Since my original post on the Ministerial Code re-write a small academic storm has broken out about the status of international law in UK domestic law. Pieces broadly adopting the position I adopt have been produced by Professor John Finnis and, Dr Richard Ekins and Professor Verdirame. Pieces adopting the opposite position have been given in reply by Professor George Letsas and, Professor Dapo Akande and Dr Eirik Bjorge. There have been other more neutral posts by Mr Conor McCormick and Professor Mark Elliott.
I am wholly unconvinced by the arguments given that international law as such is binding upon ministers. The three errors that I see are as follows.
Error 1: International Law is a source of the common law, therefore it is part of our domestic legal order, therefore it is binding on ministers
There is no sovereign or Parliament that lays down the international law that binds states. The rules that there are have three sources.

Data extract =>

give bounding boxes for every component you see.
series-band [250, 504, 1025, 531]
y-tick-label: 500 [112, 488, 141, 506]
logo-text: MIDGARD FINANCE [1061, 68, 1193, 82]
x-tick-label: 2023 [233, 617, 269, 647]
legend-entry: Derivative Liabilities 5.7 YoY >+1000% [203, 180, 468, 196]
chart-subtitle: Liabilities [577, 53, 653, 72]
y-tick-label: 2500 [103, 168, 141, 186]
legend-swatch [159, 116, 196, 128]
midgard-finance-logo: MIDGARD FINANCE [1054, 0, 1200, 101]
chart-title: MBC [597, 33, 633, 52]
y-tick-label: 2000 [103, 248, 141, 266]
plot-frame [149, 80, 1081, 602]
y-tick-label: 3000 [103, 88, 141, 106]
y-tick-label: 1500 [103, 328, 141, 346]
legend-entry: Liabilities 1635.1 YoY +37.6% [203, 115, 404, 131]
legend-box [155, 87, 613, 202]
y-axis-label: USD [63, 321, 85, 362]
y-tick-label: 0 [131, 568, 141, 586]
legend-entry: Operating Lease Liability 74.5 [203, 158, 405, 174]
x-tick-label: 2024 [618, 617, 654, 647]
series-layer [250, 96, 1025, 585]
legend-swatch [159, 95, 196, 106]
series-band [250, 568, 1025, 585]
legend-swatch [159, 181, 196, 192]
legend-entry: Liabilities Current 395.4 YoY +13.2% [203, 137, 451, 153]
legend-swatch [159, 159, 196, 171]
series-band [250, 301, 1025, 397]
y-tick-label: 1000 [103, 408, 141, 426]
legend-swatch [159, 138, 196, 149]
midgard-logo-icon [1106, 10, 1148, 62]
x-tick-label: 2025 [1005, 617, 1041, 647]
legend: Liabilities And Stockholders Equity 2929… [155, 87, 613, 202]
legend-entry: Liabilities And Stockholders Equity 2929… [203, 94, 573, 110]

Directions => Please continue the international law and ministers text from where it ends, after the listing.

Result =>
The first is our reason. We know that it is wrong to attack other people. If you require proof of this proposition I suggest you return to reading twitter. This entails that it is wrong for one state to attack another. We know this before there is any custom or agreement establishing it. It just is.
This alone would not provide us with any clear set of rules. The second source, as with any primitive set of rules, is custom. We look to past behaviour as between states to determine what the rules are. Once past practice has established when one state is permitted to act, say in pre-emptive self defence, this acts as a guide for future behaviour.
Custom alone is never very satisfactory as a source of law. Customs possesses no mechanism for alteration, and may not cover new circumstances. In the modern era the third, and by far the most important source of international law is agreement. The UN Charter and the various treaties the UK has entered into are now the most significant source of the UK’s international legal obligations. Pacta sunt sevunda: agreements are to be kept.
In a way therefore, the moral force unpinning international law is stronger than for domestic law rules. We are bound by domestic law whether we like it or not. We have the rules imposed upon us externally by a sovereign legislature, who may or may not be benevolent. International law by contrast is either the minimal set of rules required for states to co-exist, given determinatio by custom, or rules that have been freely entered into by those states.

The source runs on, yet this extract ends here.